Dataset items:
^^^^

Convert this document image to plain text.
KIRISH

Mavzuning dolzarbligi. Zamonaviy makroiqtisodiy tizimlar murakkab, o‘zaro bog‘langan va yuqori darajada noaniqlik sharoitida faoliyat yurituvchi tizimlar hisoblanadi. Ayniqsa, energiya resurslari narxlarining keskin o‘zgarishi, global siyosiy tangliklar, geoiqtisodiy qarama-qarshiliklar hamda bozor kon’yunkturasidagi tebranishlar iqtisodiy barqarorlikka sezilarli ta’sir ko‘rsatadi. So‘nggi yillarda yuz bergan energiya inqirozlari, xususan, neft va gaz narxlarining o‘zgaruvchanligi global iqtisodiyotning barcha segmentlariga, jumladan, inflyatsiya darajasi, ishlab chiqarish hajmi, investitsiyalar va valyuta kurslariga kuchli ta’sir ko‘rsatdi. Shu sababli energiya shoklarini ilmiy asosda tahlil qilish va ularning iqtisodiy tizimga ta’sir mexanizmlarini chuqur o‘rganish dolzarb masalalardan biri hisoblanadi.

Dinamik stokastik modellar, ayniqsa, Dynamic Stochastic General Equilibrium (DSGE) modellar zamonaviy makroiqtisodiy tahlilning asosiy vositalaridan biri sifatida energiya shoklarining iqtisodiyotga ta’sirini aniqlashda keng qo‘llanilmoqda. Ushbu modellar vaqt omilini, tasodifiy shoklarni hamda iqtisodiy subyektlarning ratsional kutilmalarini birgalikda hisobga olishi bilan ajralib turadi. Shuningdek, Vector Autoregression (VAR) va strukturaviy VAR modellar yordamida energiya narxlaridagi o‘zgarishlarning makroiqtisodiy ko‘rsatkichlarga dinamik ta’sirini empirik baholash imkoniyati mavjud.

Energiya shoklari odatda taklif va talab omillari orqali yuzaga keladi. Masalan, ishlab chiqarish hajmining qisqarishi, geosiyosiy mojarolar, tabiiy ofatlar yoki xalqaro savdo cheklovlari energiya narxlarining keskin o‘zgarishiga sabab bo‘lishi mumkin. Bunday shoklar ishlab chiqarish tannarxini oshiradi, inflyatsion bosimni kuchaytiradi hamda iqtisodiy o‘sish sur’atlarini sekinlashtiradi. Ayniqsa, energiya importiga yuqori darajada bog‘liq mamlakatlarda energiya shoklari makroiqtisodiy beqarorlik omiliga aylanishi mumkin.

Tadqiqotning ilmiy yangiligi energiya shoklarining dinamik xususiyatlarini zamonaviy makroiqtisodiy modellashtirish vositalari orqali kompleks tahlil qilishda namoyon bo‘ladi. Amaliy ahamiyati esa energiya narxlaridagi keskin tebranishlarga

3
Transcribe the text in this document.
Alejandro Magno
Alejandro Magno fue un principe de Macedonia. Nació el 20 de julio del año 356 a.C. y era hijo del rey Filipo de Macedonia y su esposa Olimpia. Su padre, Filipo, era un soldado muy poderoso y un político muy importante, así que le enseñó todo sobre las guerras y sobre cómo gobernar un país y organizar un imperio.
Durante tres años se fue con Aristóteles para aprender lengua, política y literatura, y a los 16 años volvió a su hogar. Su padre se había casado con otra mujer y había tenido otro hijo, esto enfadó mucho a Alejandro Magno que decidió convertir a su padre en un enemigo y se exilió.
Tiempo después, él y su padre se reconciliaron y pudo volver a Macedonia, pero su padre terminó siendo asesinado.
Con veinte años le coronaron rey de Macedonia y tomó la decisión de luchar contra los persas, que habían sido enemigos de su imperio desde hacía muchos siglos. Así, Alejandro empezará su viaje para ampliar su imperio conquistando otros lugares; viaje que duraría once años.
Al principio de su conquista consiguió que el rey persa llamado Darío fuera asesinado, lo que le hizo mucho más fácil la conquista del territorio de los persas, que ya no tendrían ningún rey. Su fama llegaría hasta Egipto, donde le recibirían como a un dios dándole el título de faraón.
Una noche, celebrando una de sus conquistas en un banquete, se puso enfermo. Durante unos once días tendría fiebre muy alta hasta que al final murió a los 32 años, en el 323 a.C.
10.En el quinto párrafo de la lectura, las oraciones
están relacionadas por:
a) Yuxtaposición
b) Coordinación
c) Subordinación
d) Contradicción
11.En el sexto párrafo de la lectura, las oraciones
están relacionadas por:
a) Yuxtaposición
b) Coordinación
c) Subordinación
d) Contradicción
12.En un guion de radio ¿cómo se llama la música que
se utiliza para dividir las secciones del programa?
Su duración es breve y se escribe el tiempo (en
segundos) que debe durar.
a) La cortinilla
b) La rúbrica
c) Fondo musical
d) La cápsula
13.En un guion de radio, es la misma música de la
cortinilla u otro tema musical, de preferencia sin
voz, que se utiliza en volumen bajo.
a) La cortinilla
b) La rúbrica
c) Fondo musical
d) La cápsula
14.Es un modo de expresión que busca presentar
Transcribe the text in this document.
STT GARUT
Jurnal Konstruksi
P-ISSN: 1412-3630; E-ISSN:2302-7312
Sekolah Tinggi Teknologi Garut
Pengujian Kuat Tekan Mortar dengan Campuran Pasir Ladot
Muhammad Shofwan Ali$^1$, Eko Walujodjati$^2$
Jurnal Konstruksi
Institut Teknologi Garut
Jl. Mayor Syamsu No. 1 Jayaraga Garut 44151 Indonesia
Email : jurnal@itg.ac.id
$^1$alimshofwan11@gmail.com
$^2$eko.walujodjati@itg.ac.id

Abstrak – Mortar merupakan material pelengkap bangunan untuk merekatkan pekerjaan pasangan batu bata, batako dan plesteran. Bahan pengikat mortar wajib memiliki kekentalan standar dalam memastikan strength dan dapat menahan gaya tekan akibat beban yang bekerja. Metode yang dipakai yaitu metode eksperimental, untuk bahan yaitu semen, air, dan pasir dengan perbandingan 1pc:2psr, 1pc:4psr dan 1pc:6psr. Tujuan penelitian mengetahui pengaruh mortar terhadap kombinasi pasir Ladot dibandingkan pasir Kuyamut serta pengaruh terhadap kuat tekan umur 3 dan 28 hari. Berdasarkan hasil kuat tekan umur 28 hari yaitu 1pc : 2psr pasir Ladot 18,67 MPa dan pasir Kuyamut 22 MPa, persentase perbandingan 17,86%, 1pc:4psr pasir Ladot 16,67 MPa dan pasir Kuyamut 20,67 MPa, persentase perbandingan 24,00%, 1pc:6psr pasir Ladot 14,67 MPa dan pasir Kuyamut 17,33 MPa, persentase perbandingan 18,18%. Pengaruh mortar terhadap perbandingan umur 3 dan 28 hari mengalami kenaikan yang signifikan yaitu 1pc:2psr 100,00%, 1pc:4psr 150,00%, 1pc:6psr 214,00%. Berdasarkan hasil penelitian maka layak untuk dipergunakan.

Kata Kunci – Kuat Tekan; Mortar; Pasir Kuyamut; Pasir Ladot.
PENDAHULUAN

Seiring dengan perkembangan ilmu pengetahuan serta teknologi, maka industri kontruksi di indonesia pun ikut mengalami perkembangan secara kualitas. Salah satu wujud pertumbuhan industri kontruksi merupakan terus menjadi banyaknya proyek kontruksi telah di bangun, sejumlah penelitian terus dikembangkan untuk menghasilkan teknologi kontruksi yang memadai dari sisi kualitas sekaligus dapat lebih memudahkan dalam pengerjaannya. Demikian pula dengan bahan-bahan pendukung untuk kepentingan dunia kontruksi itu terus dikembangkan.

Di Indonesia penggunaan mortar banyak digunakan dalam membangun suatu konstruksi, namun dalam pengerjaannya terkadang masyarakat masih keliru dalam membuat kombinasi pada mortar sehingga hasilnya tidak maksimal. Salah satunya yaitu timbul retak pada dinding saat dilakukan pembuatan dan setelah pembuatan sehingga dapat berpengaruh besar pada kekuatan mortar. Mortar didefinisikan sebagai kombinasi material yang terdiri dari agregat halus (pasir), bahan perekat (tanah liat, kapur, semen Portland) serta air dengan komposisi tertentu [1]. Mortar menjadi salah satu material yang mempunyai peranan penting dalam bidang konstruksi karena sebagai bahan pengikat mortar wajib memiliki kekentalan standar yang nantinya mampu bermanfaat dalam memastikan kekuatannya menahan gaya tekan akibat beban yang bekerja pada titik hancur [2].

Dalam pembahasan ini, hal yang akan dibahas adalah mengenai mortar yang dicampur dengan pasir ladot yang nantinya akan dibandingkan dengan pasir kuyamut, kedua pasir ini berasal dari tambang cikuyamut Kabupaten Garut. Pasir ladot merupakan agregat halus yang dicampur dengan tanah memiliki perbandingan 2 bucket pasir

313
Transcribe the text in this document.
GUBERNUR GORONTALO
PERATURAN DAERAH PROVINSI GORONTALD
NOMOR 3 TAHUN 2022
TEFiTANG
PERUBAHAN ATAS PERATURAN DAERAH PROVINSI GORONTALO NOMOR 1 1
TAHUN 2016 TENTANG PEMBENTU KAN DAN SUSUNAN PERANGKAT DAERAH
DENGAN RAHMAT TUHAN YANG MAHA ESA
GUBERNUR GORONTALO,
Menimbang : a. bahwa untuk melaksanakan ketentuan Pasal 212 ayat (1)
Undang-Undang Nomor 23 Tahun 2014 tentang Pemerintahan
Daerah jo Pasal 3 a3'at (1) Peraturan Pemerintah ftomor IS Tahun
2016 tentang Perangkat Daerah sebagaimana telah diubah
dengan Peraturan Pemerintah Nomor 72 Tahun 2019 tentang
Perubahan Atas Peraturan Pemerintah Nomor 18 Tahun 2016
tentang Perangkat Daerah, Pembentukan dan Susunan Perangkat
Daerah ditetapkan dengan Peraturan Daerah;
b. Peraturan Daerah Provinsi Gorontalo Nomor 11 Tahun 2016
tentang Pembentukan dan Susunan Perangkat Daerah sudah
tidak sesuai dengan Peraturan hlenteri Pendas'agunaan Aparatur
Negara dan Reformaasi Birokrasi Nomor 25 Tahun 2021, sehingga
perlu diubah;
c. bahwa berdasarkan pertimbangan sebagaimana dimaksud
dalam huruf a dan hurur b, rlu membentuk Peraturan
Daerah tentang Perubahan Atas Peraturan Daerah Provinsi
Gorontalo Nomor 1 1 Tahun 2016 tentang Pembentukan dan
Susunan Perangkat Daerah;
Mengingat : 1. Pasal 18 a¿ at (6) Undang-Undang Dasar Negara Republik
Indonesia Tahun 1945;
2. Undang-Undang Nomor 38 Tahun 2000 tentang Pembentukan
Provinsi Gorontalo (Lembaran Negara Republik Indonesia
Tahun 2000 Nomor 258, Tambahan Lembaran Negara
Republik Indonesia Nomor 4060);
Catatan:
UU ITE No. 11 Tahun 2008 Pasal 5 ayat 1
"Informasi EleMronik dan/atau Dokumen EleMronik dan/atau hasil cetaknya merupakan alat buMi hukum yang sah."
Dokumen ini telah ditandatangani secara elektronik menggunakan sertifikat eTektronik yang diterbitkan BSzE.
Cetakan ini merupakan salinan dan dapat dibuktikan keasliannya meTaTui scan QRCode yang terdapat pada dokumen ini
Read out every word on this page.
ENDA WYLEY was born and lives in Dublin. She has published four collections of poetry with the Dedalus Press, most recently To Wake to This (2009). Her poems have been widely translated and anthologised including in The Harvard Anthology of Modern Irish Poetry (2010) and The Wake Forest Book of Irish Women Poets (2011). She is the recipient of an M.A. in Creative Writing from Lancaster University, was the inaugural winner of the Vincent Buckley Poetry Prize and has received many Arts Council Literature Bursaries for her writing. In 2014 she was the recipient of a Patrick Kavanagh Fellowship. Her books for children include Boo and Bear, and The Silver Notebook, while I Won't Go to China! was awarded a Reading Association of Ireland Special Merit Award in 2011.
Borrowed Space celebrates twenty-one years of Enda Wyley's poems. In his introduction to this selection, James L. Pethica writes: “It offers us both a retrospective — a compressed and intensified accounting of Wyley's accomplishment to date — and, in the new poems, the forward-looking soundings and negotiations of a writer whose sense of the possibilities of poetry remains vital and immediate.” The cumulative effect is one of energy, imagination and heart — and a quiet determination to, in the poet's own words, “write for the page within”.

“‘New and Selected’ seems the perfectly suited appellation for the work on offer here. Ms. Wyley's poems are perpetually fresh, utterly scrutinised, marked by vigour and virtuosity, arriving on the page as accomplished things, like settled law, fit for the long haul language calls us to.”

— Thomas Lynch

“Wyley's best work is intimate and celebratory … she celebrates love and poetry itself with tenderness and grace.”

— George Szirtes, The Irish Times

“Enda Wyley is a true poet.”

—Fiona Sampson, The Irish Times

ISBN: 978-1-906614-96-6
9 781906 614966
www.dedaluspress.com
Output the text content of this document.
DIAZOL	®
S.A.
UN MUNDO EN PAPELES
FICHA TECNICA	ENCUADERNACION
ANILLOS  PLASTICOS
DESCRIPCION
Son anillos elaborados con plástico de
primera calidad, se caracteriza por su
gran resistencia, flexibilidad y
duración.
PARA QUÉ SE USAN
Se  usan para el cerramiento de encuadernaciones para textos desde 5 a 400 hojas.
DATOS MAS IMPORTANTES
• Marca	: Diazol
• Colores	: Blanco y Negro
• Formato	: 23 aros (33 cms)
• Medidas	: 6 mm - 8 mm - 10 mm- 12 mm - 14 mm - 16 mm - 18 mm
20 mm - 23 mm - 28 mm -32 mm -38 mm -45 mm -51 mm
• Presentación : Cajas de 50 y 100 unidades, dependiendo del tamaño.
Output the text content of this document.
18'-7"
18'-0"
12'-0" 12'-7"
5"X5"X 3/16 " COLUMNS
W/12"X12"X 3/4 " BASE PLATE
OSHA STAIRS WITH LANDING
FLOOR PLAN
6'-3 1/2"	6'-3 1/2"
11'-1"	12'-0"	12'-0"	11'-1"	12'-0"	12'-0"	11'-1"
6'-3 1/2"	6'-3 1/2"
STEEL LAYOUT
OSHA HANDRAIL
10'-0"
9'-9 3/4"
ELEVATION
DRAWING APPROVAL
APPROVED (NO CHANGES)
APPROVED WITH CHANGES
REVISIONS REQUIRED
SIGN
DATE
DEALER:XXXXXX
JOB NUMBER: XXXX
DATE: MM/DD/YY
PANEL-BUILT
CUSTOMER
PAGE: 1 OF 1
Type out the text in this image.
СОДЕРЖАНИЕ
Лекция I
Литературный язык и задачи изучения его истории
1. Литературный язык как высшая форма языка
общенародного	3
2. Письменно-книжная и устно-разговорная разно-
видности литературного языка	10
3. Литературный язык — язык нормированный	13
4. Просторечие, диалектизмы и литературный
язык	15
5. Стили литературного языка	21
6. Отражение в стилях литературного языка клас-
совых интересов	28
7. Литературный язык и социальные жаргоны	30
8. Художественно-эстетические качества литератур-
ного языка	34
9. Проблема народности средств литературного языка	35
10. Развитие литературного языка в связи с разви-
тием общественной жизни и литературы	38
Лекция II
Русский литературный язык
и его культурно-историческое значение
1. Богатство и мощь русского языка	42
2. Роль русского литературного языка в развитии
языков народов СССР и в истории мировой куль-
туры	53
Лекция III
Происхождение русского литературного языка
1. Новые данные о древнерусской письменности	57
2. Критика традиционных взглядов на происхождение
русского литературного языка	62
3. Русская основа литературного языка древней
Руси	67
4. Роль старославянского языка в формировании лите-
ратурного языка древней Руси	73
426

^^^^

- **Exercise task**:
List all lines where "párrafo" occurs.

- **Exercise solution**:
10.En el quinto párrafo de la lectura, las oraciones
11.En el sexto párrafo de la lectura, las oraciones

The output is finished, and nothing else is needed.